**Requirements**
Copy out the complete listing, word for word.

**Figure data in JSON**
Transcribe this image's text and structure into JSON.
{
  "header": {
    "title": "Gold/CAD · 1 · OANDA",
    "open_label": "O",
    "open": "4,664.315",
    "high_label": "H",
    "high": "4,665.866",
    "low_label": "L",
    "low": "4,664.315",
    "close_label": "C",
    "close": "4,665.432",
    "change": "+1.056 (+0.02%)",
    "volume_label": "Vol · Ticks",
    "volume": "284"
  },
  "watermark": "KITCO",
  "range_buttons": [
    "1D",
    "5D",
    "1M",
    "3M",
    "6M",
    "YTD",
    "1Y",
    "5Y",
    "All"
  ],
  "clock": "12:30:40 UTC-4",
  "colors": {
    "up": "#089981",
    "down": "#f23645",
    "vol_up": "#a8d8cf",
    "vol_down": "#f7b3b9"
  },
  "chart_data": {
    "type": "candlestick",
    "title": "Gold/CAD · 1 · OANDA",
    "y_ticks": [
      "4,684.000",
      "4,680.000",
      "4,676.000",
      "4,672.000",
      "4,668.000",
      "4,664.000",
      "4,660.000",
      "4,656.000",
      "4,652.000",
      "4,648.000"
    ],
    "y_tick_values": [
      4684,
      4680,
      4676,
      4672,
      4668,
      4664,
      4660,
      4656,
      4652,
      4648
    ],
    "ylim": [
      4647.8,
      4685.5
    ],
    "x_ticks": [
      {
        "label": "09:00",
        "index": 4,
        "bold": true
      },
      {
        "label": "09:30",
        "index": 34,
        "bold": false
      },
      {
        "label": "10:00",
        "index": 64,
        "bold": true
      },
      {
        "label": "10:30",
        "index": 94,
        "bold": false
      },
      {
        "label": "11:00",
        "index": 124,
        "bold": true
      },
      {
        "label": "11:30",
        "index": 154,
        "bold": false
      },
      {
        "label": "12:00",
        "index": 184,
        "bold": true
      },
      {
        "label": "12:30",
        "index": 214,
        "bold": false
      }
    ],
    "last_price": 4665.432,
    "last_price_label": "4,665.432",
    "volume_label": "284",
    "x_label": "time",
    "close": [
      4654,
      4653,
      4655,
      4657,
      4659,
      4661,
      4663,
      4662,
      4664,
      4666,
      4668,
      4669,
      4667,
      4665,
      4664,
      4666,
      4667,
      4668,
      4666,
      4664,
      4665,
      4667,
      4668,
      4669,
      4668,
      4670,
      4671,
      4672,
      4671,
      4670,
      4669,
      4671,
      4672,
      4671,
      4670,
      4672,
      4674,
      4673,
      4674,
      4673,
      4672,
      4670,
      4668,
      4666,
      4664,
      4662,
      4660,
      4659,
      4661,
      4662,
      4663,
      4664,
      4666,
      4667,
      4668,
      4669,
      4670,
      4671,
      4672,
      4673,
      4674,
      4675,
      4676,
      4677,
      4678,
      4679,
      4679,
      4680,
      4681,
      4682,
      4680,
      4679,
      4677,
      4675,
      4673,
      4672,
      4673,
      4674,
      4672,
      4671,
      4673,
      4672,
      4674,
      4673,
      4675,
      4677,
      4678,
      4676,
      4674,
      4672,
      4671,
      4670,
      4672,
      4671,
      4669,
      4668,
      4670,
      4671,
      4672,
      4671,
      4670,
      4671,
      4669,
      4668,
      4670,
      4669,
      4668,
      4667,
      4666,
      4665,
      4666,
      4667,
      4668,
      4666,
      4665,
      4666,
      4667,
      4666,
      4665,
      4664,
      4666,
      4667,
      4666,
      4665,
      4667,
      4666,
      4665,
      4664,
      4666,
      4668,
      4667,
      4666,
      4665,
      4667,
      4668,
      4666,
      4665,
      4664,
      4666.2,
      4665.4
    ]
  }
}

**Full answer**
Transcribe this image's text and structure into JSON.
{
  "header": {
    "title": "Gold/CAD · 1 · OANDA",
    "open_label": "O",
    "open": "4,664.315",
    "high_label": "H",
    "high": "4,665.866",
    "low_label": "L",
    "low": "4,664.315",
    "close_label": "C",
    "close": "4,665.432",
    "change": "+1.056 (+0.02%)",
    "volume_label": "Vol · Ticks",
    "volume": "284"
  },
  "watermark": "KITCO",
  "range_buttons": [
    "1D",
    "5D",
    "1M",
    "3M",
    "6M",
    "YTD",
    "1Y",
    "5Y",
    "All"
  ],
  "clock": "12:30:40 UTC-4",
  "colors": {
    "up": "#089981",
    "down": "#f23645",
    "vol_up": "#a8d8cf",
    "vol_down": "#f7b3b9"
  },
  "chart_data": {
    "type": "candlestick",
    "title": "Gold/CAD · 1 · OANDA",
    "y_ticks": [
      "4,684.000",
      "4,680.000",
      "4,676.000",
      "4,672.000",
      "4,668.000",
      "4,664.000",
      "4,660.000",
      "4,656.000",
      "4,652.000",
      "4,648.000"
    ],
    "y_tick_values": [
      4684,
      4680,
      4676,
      4672,
      4668,
      4664,
      4660,
      4656,
      4652,
      4648
    ],
    "ylim": [
      4647.8,
      4685.5
    ],
    "x_ticks": [
      {
        "label": "09:00",
        "index": 4,
        "bold": true
      },
      {
        "label": "09:30",
        "index": 34,
        "bold": false
      },
      {
        "label": "10:00",
        "index": 64,
        "bold": true
      },
      {
        "label": "10:30",
        "index": 94,
        "bold": false
      },
      {
        "label": "11:00",
        "index": 124,
        "bold": true
      },
      {
        "label": "11:30",
        "index": 154,
        "bold": false
      },
      {
        "label": "12:00",
        "index": 184,
        "bold": true
      },
      {
        "label": "12:30",
        "index": 214,
        "bold": false
      }
    ],
    "last_price": 4665.432,
    "last_price_label": "4,665.432",
    "volume_label": "284",
    "x_label": "time",
    "close": [
      4654,
      4653,
      4655,
      4657,
      4659,
      4661,
      4663,
      4662,
      4664,
      4666,
      4668,
      4669,
      4667,
      4665,
      4664,
      4666,
      4667,
      4668,
      4666,
      4664,
      4665,
      4667,
      4668,
      4669,
      4668,
      4670,
      4671,
      4672,
      4671,
      4670,
      4669,
      4671,
      4672,
      4671,
      4670,
      4672,
      4674,
      4673,
      4674,
      4673,
      4672,
      4670,
      4668,
      4666,
      4664,
      4662,
      4660,
      4659,
      4661,
      4662,
      4663,
      4664,
      4666,
      4667,
      4668,
      4669,
      4670,
      4671,
      4672,
      4673,
      4674,
      4675,
      4676,
      4677,
      4678,
      4679,
      4679,
      4680,
      4681,
      4682,
      4680,
      4679,
      4677,
      4675,
      4673,
      4672,
      4673,
      4674,
      4672,
      4671,
      4673,
      4672,
      4674,
      4673,
      4675,
      4677,
      4678,
      4676,
      4674,
      4672,
      4671,
      4670,
      4672,
      4671,
      4669,
      4668,
      4670,
      4671,
      4672,
      4671,
      4670,
      4671,
      4669,
      4668,
      4670,
      4669,
      4668,
      4667,
      4666,
      4665,
      4666,
      4667,
      4668,
      4666,
      4665,
      4666,
      4667,
      4666,
      4665,
      4664,
      4666,
      4667,
      4666,
      4665,
      4667,
      4666,
      4665,
      4664,
      4666,
      4668,
      4667,
      4666,
      4665,
      4667,
      4668,
      4666,
      4665,
      4664,
      4666.2,
      4665.4
    ]
  }
}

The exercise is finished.